Tarefa escrita A:
Responda às perguntas seguintes sobre o acórdão da Relação de Évora:
(i) Qual é a data da resolução indicada no acórdão?
(ii) Por que preço foi prometida a venda da herança?
(iii) Em que data transitou em julgado a sentença que homologou a partilha?
Tarefa escrita B:
Reproduza fielmente o trecho do acórdão da Relação de Évora que vai de "Magistrado ResponsávelFRANCISCO MATOS" a "com processo comum.".

Texto fornecido:
● ● ● ●

Acórdão nº 2704/21.5T8FAR.E1 de Tribunal da Relação de Évora, 16 de Março de 2023

Magistrado ResponsávelFRANCISCO MATOS
Data da Resolução16 de Março de 2023
EmissorTribunal da Relação de Évora

2704/21.5T8FAR.E1 Acordam na 2ª secção cível do Tribunal da Relação de Évora: I – Relatório 1. (…) – Hotelaria e Turismo, Lda., com sede na Rua da (…), n.º 4, em Tavira, instaurou contra (…), viúva, residente na Praceta (…), n.º 4, 3.º-Dto., em Tavira, ação declarativa com processo comum.

Alegou, em resumo, haver celebrado com a R., em 12/10/1995, um contrato promessa, mediante o qual prometeu comprar e a R. prometeu vender, pelo preço de esc. 14.000.000$00, “a totalidade da herança do seu falecido marido, (…), ainda indivisa (…) que lhe couber após efetuada a escritura de habilitação e partilha de herdeiros”, acordando que a realização da escritura pública de compra e venda teria lugar depois de realizada a escritura de habilitação e partilha, que apesar da partilha haver sido homologada por sentença transitada em julgado em 10 de junho de 1998 e de haver pago o preço convencionado, a R. foi-se furtando à outorga do contrato prometido e veio a faltar à escritura pública por si agendada e para a qual foi convocada por carta registada com aviso de receção.

Concluiu pedindo que fosse proferida sentença a produzir os efeitos da declaração negocial da faltosa e, por via disso, fosse decretada a transferência para a A. dos direitos da R. sobre os vários bens que identifica.

● ● ● ●

Material fornecido:

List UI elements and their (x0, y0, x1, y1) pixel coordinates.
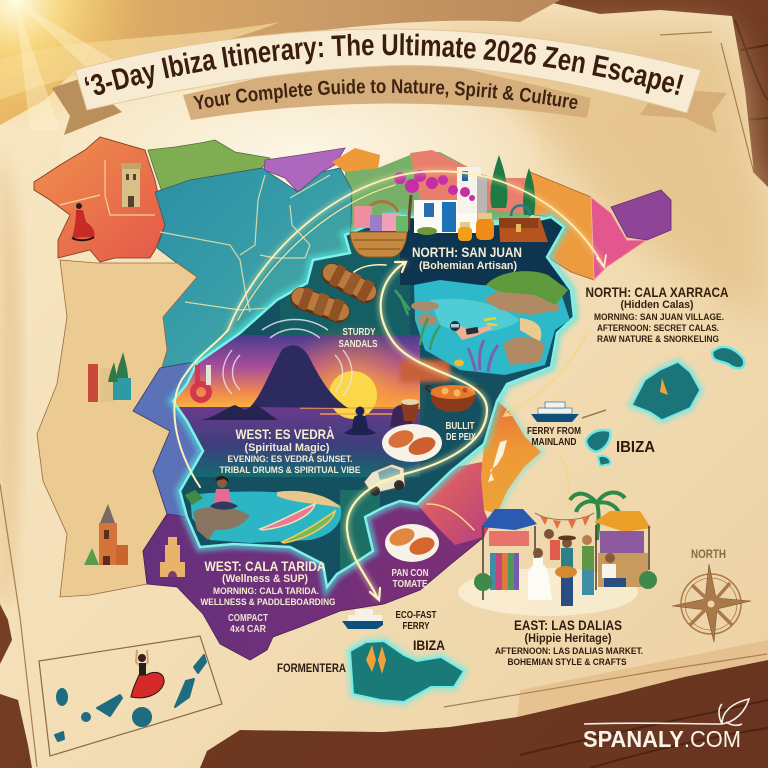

● ● ● ●

Resposta à tarefa A:
(i) 16 de Março de 2023.
(ii) Esc. 14.000.000$00.
(iii) 10 de junho de 1998.

Resposta à tarefa B:
Magistrado ResponsávelFRANCISCO MATOS
Data da Resolução16 de Março de 2023
EmissorTribunal da Relação de Évora

2704/21.5T8FAR.E1 Acordam na 2ª secção cível do Tribunal da Relação de Évora: I – Relatório 1. (…) – Hotelaria e Turismo, Lda., com sede na Rua da (…), n.º 4, em Tavira, instaurou contra (…), viúva, residente na Praceta (…), n.º 4, 3.º-Dto., em Tavira, ação declarativa com processo comum.